* _EXERCISE TASK_: From the entries below, please gather each line containing the string "Assistance".

* _EXCERPTED DATA_:

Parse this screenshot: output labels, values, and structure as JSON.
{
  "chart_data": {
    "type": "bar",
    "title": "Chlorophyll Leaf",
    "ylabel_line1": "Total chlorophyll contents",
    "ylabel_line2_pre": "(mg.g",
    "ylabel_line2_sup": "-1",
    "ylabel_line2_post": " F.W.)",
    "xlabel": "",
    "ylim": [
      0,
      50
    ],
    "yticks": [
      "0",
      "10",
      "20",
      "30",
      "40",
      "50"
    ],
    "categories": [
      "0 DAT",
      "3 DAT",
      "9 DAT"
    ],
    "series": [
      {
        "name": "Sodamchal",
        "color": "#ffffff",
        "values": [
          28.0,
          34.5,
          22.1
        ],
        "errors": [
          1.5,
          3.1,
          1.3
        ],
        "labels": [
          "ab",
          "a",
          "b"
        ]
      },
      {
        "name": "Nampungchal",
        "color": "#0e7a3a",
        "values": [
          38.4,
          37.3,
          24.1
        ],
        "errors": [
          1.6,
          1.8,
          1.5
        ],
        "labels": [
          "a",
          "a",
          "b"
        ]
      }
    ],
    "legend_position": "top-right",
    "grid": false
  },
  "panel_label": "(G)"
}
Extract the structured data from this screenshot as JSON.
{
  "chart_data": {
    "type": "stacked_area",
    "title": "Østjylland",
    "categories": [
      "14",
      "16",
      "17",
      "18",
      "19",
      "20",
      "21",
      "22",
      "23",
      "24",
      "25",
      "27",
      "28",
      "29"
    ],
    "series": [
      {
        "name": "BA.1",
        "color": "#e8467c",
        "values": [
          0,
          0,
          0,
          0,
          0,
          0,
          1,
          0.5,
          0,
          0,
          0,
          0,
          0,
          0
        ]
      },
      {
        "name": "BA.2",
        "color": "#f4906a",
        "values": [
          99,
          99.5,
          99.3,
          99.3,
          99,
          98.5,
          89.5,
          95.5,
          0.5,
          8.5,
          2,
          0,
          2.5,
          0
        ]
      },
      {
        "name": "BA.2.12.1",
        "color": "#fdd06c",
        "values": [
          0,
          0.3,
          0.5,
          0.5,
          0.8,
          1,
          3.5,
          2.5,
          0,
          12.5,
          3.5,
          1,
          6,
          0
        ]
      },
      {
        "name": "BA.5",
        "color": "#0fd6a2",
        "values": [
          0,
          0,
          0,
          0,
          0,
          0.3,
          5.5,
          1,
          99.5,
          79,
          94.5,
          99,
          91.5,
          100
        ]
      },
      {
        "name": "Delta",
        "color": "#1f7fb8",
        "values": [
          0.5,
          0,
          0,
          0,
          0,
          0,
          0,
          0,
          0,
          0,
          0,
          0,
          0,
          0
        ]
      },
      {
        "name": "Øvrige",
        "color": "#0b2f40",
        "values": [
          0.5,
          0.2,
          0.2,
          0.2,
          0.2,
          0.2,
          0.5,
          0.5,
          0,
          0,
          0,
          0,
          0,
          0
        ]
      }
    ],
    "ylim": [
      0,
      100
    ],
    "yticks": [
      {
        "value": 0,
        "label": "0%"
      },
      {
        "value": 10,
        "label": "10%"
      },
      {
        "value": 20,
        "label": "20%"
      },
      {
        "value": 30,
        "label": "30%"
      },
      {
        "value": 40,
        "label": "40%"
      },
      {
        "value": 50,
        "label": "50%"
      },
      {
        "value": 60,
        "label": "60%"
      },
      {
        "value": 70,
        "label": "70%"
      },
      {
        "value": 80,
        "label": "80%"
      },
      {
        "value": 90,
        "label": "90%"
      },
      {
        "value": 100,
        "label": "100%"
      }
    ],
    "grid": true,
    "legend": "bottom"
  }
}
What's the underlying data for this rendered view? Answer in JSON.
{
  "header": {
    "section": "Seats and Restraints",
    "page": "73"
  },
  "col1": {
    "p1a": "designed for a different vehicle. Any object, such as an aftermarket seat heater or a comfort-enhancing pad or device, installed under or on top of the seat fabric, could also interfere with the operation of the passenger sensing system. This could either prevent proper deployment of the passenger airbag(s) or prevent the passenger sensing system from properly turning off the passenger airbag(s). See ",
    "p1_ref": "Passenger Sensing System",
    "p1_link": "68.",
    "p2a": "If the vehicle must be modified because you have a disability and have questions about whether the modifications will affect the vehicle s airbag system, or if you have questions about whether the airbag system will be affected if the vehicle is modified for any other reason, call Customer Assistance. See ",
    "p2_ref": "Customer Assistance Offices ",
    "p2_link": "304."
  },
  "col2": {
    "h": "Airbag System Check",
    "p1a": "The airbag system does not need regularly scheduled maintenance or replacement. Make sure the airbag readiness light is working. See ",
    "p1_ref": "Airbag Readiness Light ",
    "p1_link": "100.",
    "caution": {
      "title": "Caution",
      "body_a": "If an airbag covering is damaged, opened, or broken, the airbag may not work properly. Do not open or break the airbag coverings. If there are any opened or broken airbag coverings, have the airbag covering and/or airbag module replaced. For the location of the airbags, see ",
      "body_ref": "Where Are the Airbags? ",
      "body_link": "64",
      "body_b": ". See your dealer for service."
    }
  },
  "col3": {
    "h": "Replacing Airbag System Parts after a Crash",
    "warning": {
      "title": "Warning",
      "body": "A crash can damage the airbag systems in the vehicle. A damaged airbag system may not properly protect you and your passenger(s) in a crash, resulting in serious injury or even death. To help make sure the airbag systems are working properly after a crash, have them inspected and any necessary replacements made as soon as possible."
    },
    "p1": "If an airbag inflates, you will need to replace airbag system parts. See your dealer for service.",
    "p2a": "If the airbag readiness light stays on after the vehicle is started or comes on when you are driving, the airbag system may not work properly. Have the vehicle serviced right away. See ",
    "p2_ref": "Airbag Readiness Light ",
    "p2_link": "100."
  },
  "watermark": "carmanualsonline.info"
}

* _THE ANSWER_:
    "p2a": "If the vehicle must be modified because you have a disability and have questions about whether the modifications will affect the vehicle s airbag system, or if you have questions about whether the airbag system will be affected if the vehicle is modified for any other reason, call Customer Assistance. See ",
    "p2_ref": "Customer Assistance Offices ",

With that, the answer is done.